▸ EXERCISE DIRECTIONS
Your task is to give the listing below back word for word, pictures excluded.

────

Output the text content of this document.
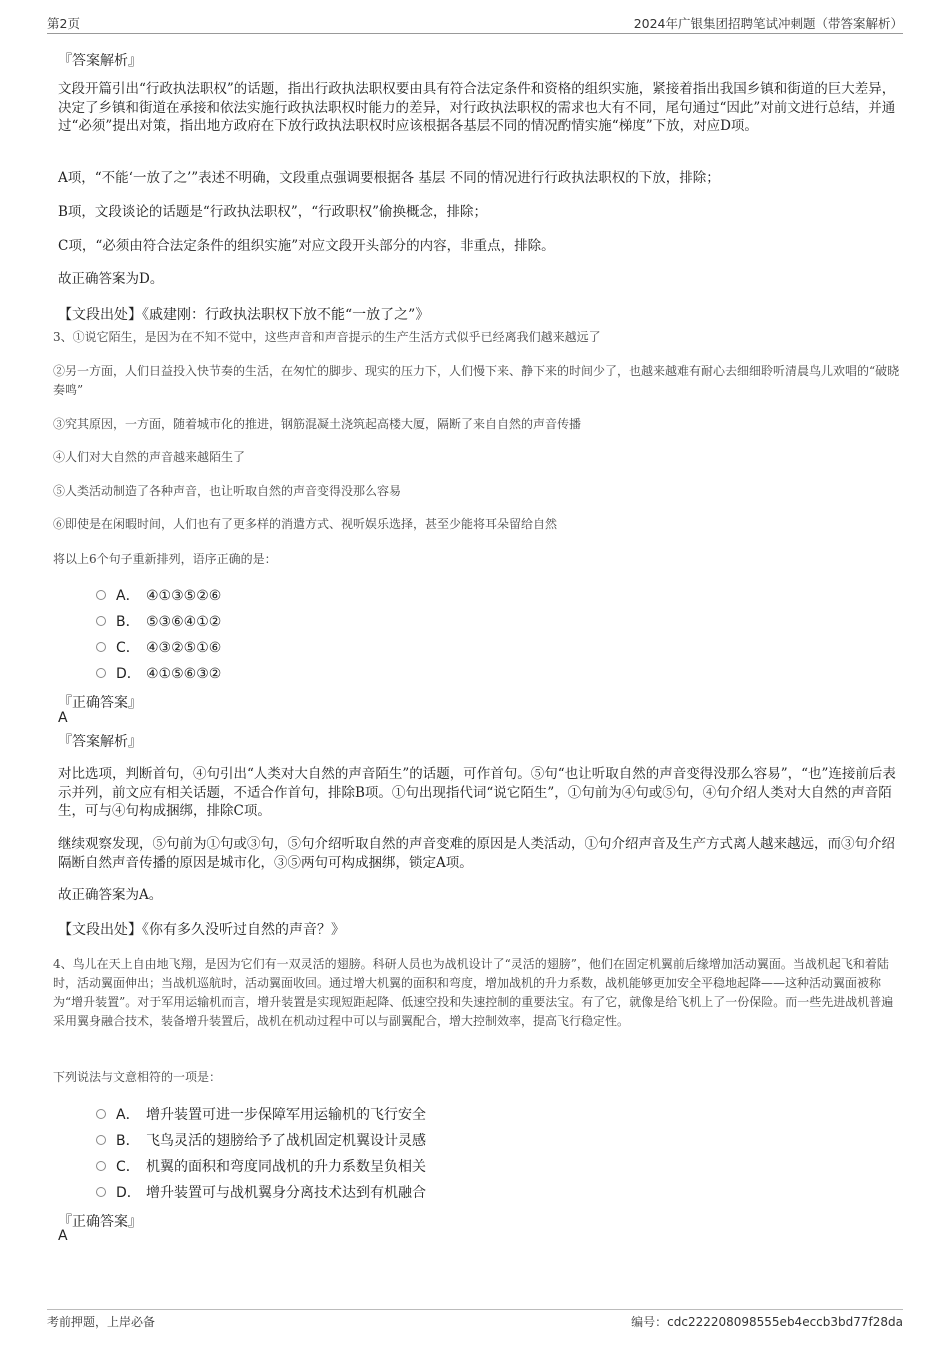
第2页	2024年广银集团招聘笔试冲刺题（带答案解析）
『答案解析』
文段开篇引出“行政执法职权”的话题，指出行政执法职权要由具有符合法定条件和资格的组织实施，紧接着指出我国乡镇和街道的巨大差异，决定了乡镇和街道在承接和依法实施行政执法职权时能力的差异，对行政执法职权的需求也大有不同，尾句通过“因此”对前文进行总结，并通过“必须”提出对策，指出地方政府在下放行政执法职权时应该根据各基层不同的情况酌情实施“梯度”下放，对应D项。
A项，“不能‘一放了之’”表述不明确，文段重点强调要根据各 基层 不同的情况进行行政执法职权的下放，排除；
B项，文段谈论的话题是“行政执法职权”，“行政职权”偷换概念，排除；
C项，“必须由符合法定条件的组织实施”对应文段开头部分的内容，非重点，排除。
故正确答案为D。
【文段出处】《戚建刚：行政执法职权下放不能“一放了之”》
3、①说它陌生，是因为在不知不觉中，这些声音和声音提示的生产生活方式似乎已经离我们越来越远了
②另一方面，人们日益投入快节奏的生活，在匆忙的脚步、现实的压力下，人们慢下来、静下来的时间少了，也越来越难有耐心去细细聆听清晨鸟儿欢唱的“破晓奏鸣”
③究其原因，一方面，随着城市化的推进，钢筋混凝土浇筑起高楼大厦，隔断了来自自然的声音传播
④人们对大自然的声音越来越陌生了
⑤人类活动制造了各种声音，也让听取自然的声音变得没那么容易
⑥即使是在闲暇时间，人们也有了更多样的消遣方式、视听娱乐选择，甚至少能将耳朵留给自然
将以上6个句子重新排列，语序正确的是：
A． ④①③⑤②⑥
B． ⑤③⑥④①②
C． ④③②⑤①⑥
D． ④①⑤⑥③②
『正确答案』
A
『答案解析』
对比选项，判断首句，④句引出“人类对大自然的声音陌生”的话题，可作首句。⑤句“也让听取自然的声音变得没那么容易”，“也”连接前后表示并列，前文应有相关话题，不适合作首句，排除B项。①句出现指代词“说它陌生”，①句前为④句或⑤句，④句介绍人类对大自然的声音陌生，可与④句构成捆绑，排除C项。
继续观察发现，⑤句前为①句或③句，⑤句介绍听取自然的声音变难的原因是人类活动，①句介绍声音及生产方式离人越来越远，而③句介绍隔断自然声音传播的原因是城市化，③⑤两句可构成捆绑，锁定A项。
故正确答案为A。
【文段出处】《你有多久没听过自然的声音？》
4、鸟儿在天上自由地飞翔，是因为它们有一双灵活的翅膀。科研人员也为战机设计了“灵活的翅膀”，他们在固定机翼前后缘增加活动翼面。当战机起飞和着陆时，活动翼面伸出；当战机巡航时，活动翼面收回。通过增大机翼的面积和弯度，增加战机的升力系数，战机能够更加安全平稳地起降——这种活动翼面被称为“增升装置”。对于军用运输机而言，增升装置是实现短距起降、低速空投和失速控制的重要法宝。有了它，就像是给飞机上了一份保险。而一些先进战机普遍采用翼身融合技术，装备增升装置后，战机在机动过程中可以与副翼配合，增大控制效率，提高飞行稳定性。
下列说法与文意相符的一项是：
A． 增升装置可进一步保障军用运输机的飞行安全
B． 飞鸟灵活的翅膀给予了战机固定机翼设计灵感
C． 机翼的面积和弯度同战机的升力系数呈负相关
D． 增升装置可与战机翼身分离技术达到有机融合
『正确答案』
A
考前押题，上岸必备	编号：cdc222208098555eb4eccb3bd77f28da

────

▸ OUTPUT FOR THIS TASK
Output the text content of this document.
第2页	2024年广银集团招聘笔试冲刺题（带答案解析）
『答案解析』
文段开篇引出“行政执法职权”的话题，指出行政执法职权要由具有符合法定条件和资格的组织实施，紧接着指出我国乡镇和街道的巨大差异，决定了乡镇和街道在承接和依法实施行政执法职权时能力的差异，对行政执法职权的需求也大有不同，尾句通过“因此”对前文进行总结，并通过“必须”提出对策，指出地方政府在下放行政执法职权时应该根据各基层不同的情况酌情实施“梯度”下放，对应D项。
A项，“不能‘一放了之’”表述不明确，文段重点强调要根据各 基层 不同的情况进行行政执法职权的下放，排除；
B项，文段谈论的话题是“行政执法职权”，“行政职权”偷换概念，排除；
C项，“必须由符合法定条件的组织实施”对应文段开头部分的内容，非重点，排除。
故正确答案为D。
【文段出处】《戚建刚：行政执法职权下放不能“一放了之”》
3、①说它陌生，是因为在不知不觉中，这些声音和声音提示的生产生活方式似乎已经离我们越来越远了
②另一方面，人们日益投入快节奏的生活，在匆忙的脚步、现实的压力下，人们慢下来、静下来的时间少了，也越来越难有耐心去细细聆听清晨鸟儿欢唱的“破晓奏鸣”
③究其原因，一方面，随着城市化的推进，钢筋混凝土浇筑起高楼大厦，隔断了来自自然的声音传播
④人们对大自然的声音越来越陌生了
⑤人类活动制造了各种声音，也让听取自然的声音变得没那么容易
⑥即使是在闲暇时间，人们也有了更多样的消遣方式、视听娱乐选择，甚至少能将耳朵留给自然
将以上6个句子重新排列，语序正确的是：
A． ④①③⑤②⑥
B． ⑤③⑥④①②
C． ④③②⑤①⑥
D． ④①⑤⑥③②
『正确答案』
A
『答案解析』
对比选项，判断首句，④句引出“人类对大自然的声音陌生”的话题，可作首句。⑤句“也让听取自然的声音变得没那么容易”，“也”连接前后表示并列，前文应有相关话题，不适合作首句，排除B项。①句出现指代词“说它陌生”，①句前为④句或⑤句，④句介绍人类对大自然的声音陌生，可与④句构成捆绑，排除C项。
继续观察发现，⑤句前为①句或③句，⑤句介绍听取自然的声音变难的原因是人类活动，①句介绍声音及生产方式离人越来越远，而③句介绍隔断自然声音传播的原因是城市化，③⑤两句可构成捆绑，锁定A项。
故正确答案为A。
【文段出处】《你有多久没听过自然的声音？》
4、鸟儿在天上自由地飞翔，是因为它们有一双灵活的翅膀。科研人员也为战机设计了“灵活的翅膀”，他们在固定机翼前后缘增加活动翼面。当战机起飞和着陆时，活动翼面伸出；当战机巡航时，活动翼面收回。通过增大机翼的面积和弯度，增加战机的升力系数，战机能够更加安全平稳地起降——这种活动翼面被称为“增升装置”。对于军用运输机而言，增升装置是实现短距起降、低速空投和失速控制的重要法宝。有了它，就像是给飞机上了一份保险。而一些先进战机普遍采用翼身融合技术，装备增升装置后，战机在机动过程中可以与副翼配合，增大控制效率，提高飞行稳定性。
下列说法与文意相符的一项是：
A． 增升装置可进一步保障军用运输机的飞行安全
B． 飞鸟灵活的翅膀给予了战机固定机翼设计灵感
C． 机翼的面积和弯度同战机的升力系数呈负相关
D． 增升装置可与战机翼身分离技术达到有机融合
『正确答案』
A
考前押题，上岸必备	编号：cdc222208098555eb4eccb3bd77f28da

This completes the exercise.